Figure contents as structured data
# # # #

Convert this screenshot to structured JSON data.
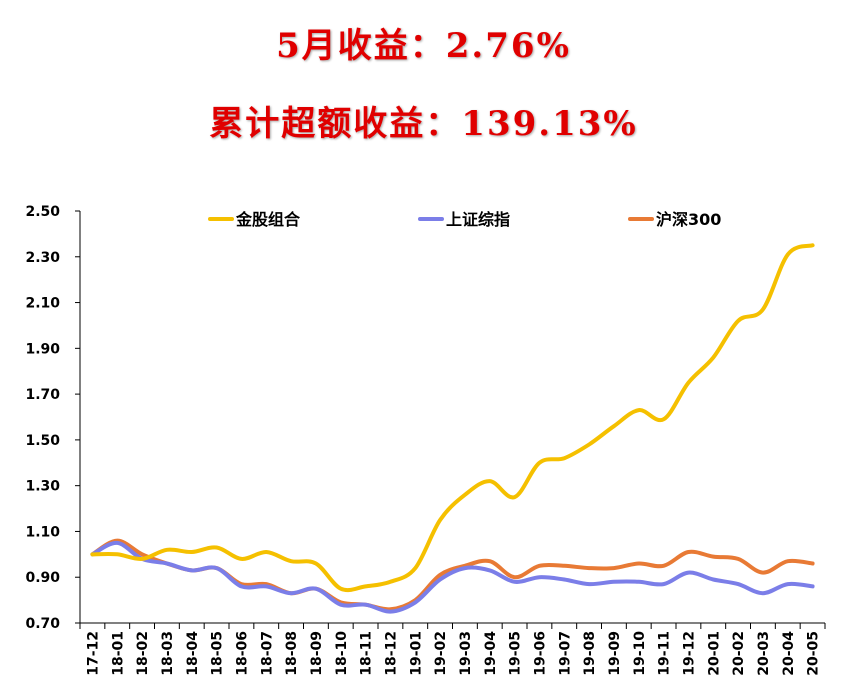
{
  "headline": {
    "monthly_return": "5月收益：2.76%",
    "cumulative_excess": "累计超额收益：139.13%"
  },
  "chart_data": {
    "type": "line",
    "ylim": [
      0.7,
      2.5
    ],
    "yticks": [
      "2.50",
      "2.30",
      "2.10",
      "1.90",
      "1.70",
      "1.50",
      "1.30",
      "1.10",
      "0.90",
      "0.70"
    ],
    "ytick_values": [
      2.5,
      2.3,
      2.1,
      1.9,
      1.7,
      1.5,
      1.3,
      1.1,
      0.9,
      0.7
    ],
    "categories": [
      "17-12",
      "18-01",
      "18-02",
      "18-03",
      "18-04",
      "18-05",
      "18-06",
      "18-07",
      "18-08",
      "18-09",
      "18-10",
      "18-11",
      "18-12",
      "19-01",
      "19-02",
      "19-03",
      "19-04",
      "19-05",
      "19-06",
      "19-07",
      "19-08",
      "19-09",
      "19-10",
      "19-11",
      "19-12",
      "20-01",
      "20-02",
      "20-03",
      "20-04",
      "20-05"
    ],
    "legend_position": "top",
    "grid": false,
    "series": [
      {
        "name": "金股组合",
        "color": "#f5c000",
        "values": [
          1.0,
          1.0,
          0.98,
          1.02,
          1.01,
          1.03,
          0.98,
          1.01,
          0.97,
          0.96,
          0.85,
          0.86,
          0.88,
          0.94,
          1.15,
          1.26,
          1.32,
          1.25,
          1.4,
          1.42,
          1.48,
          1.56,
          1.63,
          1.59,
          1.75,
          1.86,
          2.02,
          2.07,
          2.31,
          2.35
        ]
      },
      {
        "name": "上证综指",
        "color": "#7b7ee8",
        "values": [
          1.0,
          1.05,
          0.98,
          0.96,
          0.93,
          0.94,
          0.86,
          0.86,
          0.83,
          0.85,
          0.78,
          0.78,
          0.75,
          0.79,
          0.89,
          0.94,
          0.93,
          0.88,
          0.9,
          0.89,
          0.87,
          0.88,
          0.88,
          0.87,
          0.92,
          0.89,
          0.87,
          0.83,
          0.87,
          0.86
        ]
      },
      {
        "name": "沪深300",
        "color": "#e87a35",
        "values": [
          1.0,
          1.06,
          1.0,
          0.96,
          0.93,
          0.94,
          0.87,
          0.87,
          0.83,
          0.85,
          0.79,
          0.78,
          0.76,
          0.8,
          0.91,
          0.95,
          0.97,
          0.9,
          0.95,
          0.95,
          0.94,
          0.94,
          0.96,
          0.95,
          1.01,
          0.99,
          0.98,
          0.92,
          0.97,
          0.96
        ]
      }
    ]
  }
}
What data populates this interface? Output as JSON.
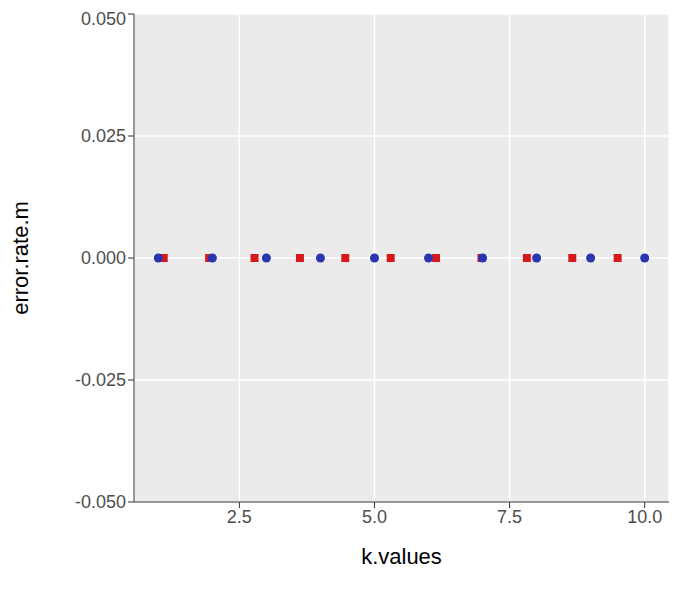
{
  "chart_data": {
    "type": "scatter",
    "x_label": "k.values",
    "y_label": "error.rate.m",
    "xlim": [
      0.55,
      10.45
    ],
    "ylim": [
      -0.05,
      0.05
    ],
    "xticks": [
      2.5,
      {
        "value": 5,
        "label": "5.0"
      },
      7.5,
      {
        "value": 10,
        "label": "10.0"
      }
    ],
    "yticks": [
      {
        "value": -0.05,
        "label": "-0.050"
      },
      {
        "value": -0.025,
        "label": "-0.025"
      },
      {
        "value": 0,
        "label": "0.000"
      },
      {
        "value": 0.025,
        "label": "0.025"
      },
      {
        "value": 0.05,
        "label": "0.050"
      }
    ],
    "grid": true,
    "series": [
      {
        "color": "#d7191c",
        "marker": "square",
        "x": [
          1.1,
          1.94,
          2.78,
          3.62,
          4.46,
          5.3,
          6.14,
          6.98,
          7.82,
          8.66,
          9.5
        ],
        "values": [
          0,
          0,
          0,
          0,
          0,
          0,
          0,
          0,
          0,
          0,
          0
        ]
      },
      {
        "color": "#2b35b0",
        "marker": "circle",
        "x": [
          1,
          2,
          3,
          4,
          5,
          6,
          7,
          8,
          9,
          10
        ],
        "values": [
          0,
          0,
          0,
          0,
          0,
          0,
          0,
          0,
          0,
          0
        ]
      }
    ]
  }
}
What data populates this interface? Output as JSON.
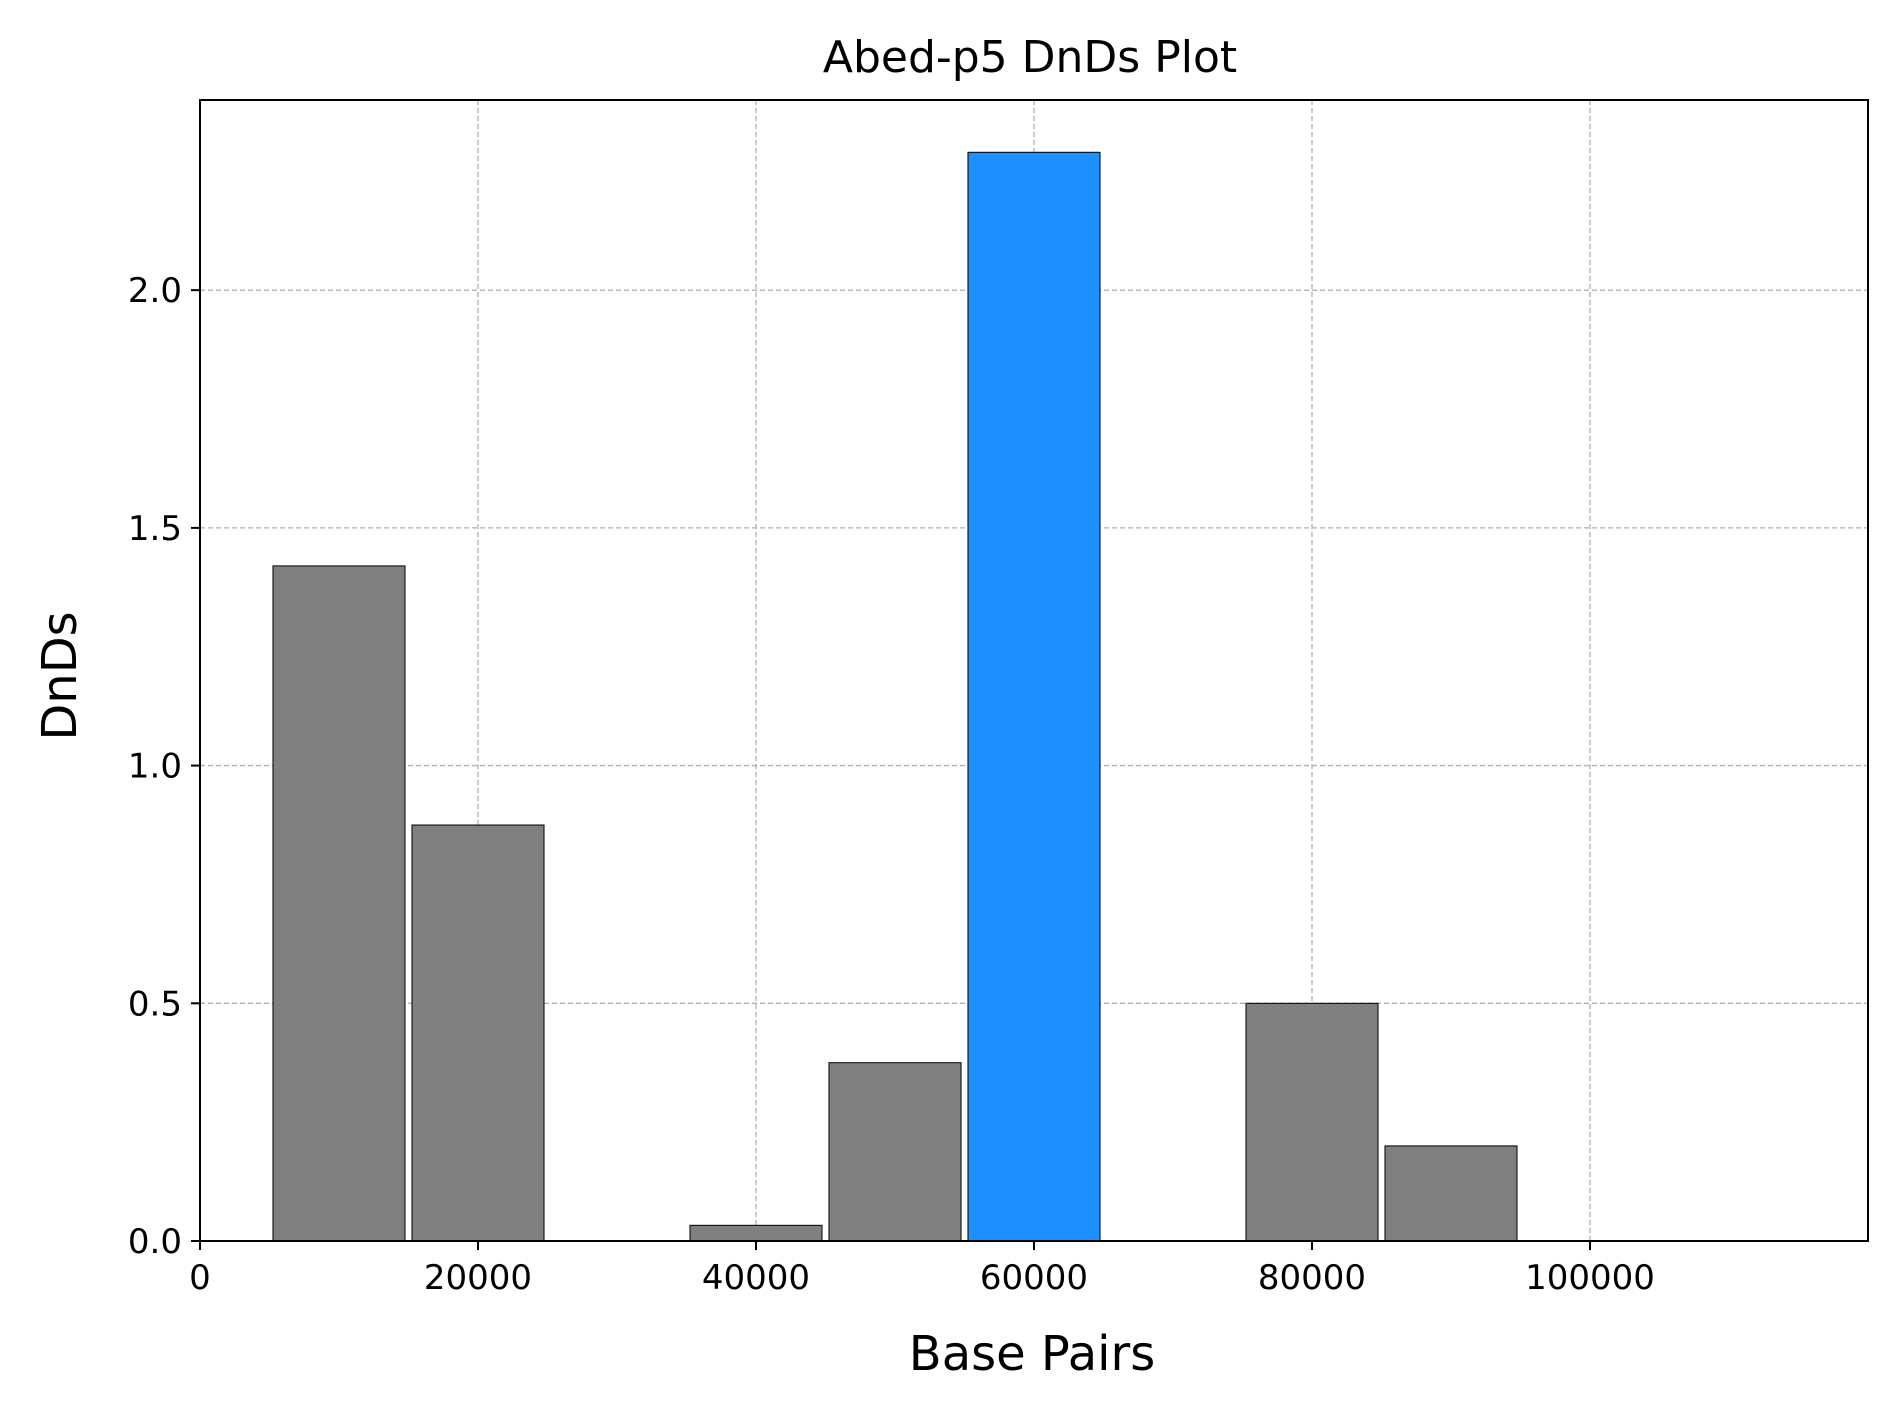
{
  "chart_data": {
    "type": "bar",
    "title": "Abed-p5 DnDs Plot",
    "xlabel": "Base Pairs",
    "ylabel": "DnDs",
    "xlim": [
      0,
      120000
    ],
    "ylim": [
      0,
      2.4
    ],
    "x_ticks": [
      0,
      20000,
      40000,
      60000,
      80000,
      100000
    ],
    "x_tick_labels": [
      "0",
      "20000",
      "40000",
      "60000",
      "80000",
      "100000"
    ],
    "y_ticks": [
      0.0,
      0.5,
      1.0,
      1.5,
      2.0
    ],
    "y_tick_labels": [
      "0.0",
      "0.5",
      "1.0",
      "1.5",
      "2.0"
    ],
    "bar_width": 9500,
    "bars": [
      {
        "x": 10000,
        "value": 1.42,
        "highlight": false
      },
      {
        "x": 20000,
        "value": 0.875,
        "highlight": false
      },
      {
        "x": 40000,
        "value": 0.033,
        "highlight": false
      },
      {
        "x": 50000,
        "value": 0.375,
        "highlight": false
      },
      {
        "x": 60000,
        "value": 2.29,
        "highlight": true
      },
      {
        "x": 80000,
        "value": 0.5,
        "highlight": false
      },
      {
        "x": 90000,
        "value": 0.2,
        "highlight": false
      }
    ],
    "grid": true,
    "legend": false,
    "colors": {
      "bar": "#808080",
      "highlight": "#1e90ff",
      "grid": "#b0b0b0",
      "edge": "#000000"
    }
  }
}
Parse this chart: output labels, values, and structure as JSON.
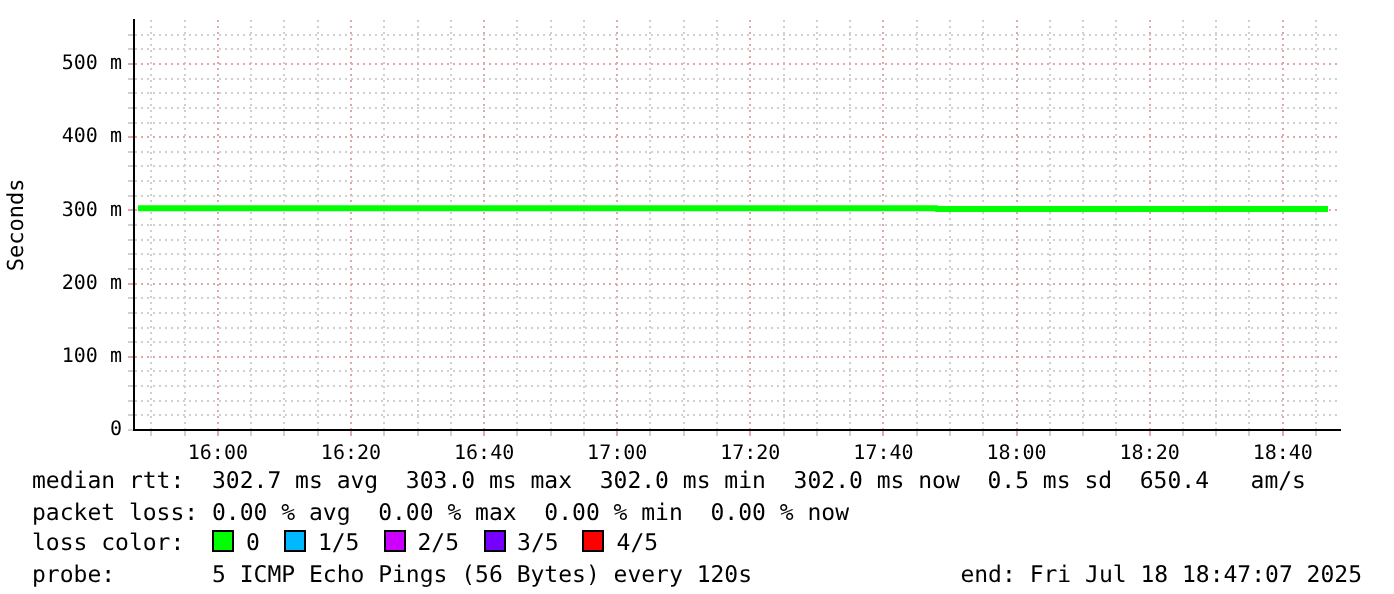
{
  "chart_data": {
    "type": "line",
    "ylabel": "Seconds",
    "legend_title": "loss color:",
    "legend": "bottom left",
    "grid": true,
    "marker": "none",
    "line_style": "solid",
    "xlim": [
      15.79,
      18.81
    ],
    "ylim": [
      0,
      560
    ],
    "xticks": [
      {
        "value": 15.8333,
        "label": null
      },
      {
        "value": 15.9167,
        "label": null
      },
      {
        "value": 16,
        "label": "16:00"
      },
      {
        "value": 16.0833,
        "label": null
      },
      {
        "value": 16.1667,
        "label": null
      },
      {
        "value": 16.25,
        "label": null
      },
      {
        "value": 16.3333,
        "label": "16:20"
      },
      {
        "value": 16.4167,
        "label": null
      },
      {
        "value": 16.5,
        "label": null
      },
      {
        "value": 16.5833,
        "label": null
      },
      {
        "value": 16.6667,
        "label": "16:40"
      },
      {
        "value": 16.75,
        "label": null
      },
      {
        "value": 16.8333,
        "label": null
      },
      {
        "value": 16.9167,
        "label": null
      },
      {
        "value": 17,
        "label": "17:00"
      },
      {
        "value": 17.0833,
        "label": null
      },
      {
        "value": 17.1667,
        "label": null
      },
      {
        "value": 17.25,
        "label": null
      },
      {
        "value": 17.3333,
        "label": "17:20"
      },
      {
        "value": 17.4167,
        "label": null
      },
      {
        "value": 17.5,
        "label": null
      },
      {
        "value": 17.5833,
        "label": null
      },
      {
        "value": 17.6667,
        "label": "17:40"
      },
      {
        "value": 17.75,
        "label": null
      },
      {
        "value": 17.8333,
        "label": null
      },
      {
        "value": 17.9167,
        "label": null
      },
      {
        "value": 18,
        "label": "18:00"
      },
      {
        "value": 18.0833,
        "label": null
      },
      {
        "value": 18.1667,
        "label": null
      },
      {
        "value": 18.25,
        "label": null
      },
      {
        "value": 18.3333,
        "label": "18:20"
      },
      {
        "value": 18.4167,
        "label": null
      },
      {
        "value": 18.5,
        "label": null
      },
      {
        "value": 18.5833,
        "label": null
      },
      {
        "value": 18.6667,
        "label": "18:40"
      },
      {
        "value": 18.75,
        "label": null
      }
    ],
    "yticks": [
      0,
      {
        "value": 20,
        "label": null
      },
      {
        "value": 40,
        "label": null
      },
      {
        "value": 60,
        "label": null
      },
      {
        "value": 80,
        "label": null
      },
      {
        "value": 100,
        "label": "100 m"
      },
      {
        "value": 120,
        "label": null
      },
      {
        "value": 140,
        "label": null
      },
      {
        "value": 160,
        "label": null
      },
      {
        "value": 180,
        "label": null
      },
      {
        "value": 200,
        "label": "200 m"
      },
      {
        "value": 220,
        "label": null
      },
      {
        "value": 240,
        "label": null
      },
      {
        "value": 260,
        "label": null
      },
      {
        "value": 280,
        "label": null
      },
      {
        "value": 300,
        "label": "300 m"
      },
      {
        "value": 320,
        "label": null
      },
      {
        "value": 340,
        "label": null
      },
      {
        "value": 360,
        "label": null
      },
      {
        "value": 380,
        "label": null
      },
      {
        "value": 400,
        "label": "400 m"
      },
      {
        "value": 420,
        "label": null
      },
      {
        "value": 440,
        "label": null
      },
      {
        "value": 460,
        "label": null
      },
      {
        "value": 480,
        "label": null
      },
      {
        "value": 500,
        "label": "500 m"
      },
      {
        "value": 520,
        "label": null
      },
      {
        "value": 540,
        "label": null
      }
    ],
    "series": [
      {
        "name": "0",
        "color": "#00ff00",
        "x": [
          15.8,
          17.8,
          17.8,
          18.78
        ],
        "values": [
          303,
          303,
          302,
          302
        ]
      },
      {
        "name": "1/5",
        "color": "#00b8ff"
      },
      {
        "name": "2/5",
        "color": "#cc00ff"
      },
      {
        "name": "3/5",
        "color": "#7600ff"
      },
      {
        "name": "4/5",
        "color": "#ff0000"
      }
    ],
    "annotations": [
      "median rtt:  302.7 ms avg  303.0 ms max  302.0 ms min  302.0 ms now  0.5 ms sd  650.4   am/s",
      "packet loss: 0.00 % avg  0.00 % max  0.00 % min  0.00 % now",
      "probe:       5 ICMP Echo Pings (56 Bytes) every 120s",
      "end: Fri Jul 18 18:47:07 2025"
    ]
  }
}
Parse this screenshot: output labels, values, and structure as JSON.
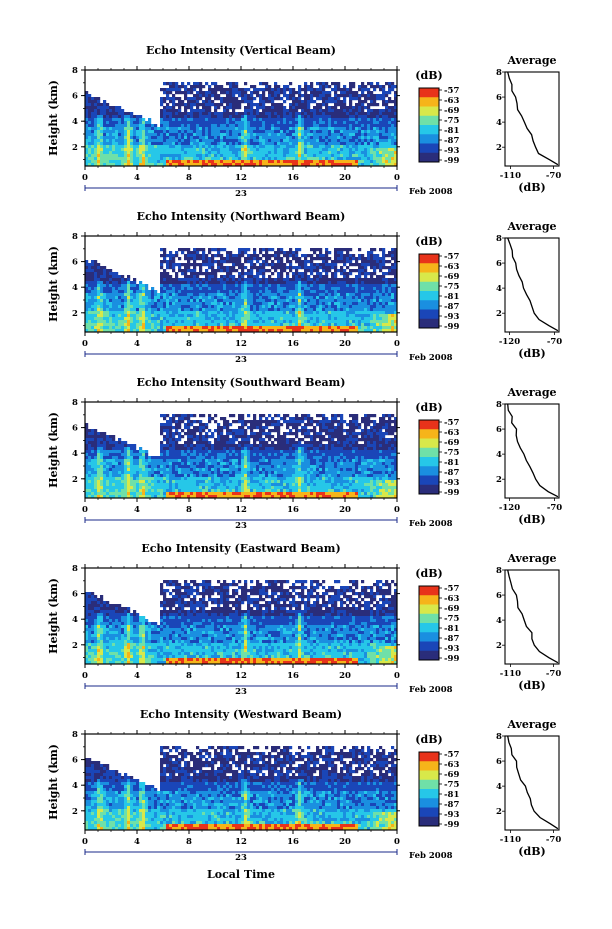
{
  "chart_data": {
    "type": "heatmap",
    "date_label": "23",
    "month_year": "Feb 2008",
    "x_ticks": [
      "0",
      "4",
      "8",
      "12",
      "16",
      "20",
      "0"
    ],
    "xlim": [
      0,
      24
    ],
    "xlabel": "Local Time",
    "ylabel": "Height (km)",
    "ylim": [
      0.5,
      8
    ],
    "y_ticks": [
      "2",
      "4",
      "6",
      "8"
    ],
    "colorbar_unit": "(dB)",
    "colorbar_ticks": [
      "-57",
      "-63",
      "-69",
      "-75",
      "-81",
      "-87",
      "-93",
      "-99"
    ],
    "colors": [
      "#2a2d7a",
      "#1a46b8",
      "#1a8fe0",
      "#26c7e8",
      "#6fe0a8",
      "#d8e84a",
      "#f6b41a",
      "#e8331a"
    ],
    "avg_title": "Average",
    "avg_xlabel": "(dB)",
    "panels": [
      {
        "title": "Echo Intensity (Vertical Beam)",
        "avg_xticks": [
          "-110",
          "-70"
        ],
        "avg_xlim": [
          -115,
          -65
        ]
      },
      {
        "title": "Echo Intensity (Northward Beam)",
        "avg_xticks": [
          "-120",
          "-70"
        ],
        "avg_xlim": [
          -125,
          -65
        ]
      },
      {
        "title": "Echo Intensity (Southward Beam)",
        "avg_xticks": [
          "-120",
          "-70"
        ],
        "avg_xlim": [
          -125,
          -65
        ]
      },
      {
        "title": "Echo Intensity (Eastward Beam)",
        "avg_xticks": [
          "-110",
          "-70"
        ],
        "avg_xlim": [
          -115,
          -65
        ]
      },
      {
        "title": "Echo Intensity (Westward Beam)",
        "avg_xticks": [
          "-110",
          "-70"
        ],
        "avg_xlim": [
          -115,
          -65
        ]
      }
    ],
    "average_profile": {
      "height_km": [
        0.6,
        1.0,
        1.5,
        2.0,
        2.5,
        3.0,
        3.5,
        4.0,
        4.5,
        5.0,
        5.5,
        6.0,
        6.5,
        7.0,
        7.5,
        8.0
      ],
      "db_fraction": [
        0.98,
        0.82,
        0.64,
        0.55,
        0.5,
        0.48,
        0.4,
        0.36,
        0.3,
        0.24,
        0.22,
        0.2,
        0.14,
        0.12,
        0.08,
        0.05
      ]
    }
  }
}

# # # #

### [INSTRUCTION]
Find the lines containing "Beam" and pull them out.

### [RESULT]
        "title": "Echo Intensity (Vertical Beam)",
        "title": "Echo Intensity (Northward Beam)",
        "title": "Echo Intensity (Southward Beam)",
        "title": "Echo Intensity (Eastward Beam)",
        "title": "Echo Intensity (Westward Beam)",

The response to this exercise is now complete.